| Direction |
Word for word, give the material below again, minus any images.
----- Records for this task
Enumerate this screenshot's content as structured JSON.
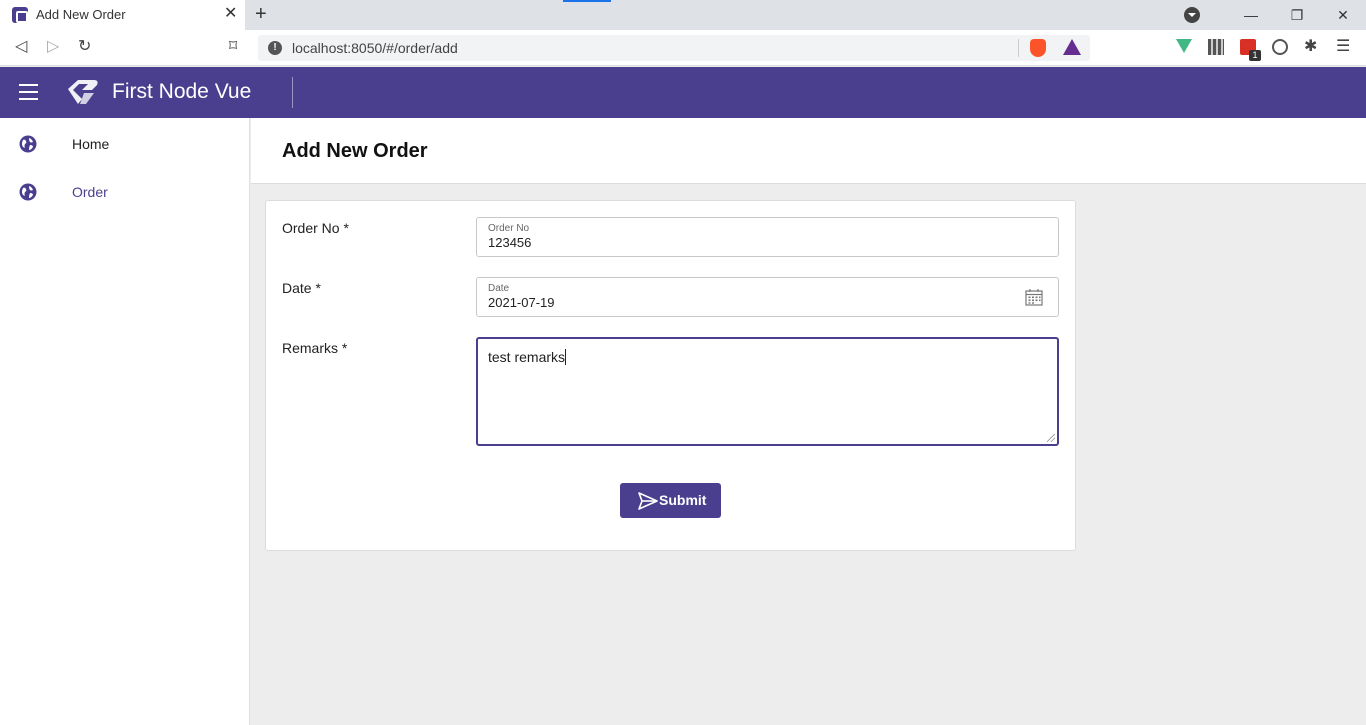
{
  "browser": {
    "tab_title": "Add New Order",
    "tab_close": "✕",
    "new_tab": "+",
    "url": "localhost:8050/#/order/add",
    "back": "◁",
    "forward": "▷",
    "reload": "↻",
    "bookmark": "⌑",
    "minimize": "—",
    "restore": "❐",
    "close": "✕",
    "extension_badge": "1",
    "puzzle": "✱",
    "menu": "☰"
  },
  "app": {
    "title": "First Node Vue",
    "accent_color": "#4a3f8f"
  },
  "sidebar": {
    "items": [
      {
        "label": "Home",
        "icon": "globe-icon",
        "active": false
      },
      {
        "label": "Order",
        "icon": "globe-icon",
        "active": true
      }
    ]
  },
  "page": {
    "title": "Add New Order"
  },
  "form": {
    "order_no": {
      "label": "Order No *",
      "float_label": "Order No",
      "value": "123456"
    },
    "date": {
      "label": "Date *",
      "float_label": "Date",
      "value": "2021-07-19"
    },
    "remarks": {
      "label": "Remarks *",
      "value": "test remarks"
    },
    "submit_label": "Submit"
  }
}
----------
| Response to the task |
Enumerate this screenshot's content as structured JSON.
{
  "browser": {
    "tab_title": "Add New Order",
    "tab_close": "✕",
    "new_tab": "+",
    "url": "localhost:8050/#/order/add",
    "back": "◁",
    "forward": "▷",
    "reload": "↻",
    "bookmark": "⌑",
    "minimize": "—",
    "restore": "❐",
    "close": "✕",
    "extension_badge": "1",
    "puzzle": "✱",
    "menu": "☰"
  },
  "app": {
    "title": "First Node Vue",
    "accent_color": "#4a3f8f"
  },
  "sidebar": {
    "items": [
      {
        "label": "Home",
        "icon": "globe-icon",
        "active": false
      },
      {
        "label": "Order",
        "icon": "globe-icon",
        "active": true
      }
    ]
  },
  "page": {
    "title": "Add New Order"
  },
  "form": {
    "order_no": {
      "label": "Order No *",
      "float_label": "Order No",
      "value": "123456"
    },
    "date": {
      "label": "Date *",
      "float_label": "Date",
      "value": "2021-07-19"
    },
    "remarks": {
      "label": "Remarks *",
      "value": "test remarks"
    },
    "submit_label": "Submit"
  }
}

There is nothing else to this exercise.